▼

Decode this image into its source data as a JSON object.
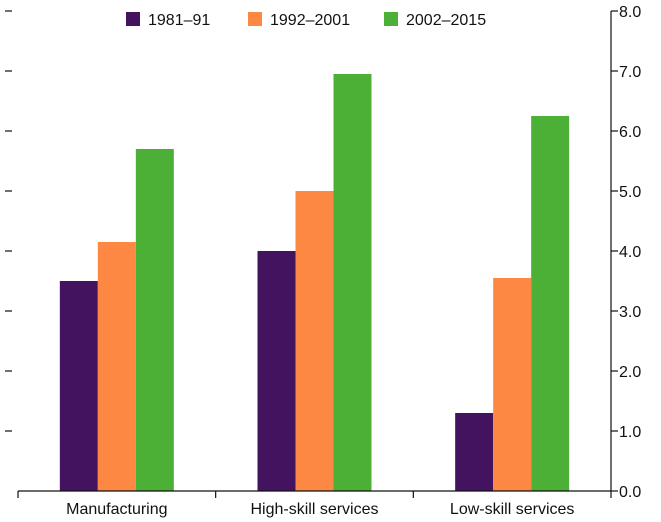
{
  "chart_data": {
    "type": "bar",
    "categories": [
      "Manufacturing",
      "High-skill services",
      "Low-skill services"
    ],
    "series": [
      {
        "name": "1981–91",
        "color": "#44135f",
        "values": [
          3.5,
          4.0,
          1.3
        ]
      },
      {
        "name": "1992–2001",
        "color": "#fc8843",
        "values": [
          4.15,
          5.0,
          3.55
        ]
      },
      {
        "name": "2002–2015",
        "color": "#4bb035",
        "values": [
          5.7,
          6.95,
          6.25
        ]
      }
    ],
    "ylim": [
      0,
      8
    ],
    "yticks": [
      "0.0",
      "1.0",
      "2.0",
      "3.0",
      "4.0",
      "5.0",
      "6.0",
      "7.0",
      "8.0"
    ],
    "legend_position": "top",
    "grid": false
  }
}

▲
▼

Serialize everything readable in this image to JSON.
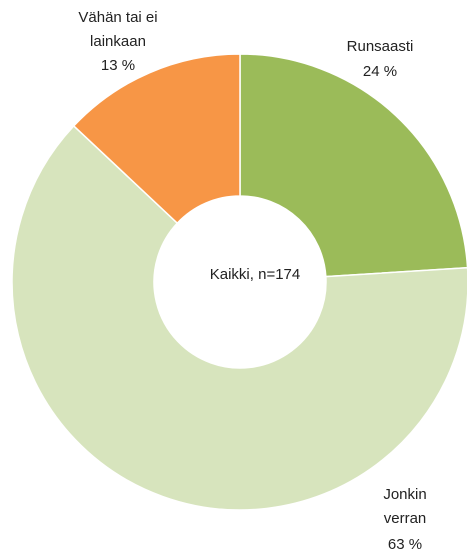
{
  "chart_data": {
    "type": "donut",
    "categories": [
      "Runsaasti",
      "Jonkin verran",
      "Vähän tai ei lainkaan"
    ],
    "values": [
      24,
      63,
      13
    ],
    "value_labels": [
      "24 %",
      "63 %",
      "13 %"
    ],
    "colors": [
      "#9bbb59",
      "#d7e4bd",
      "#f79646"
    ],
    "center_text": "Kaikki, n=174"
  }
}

▲

## Short exercise
Write down the number of lines where the word "services" appears, and nothing further.

## Result of this task
2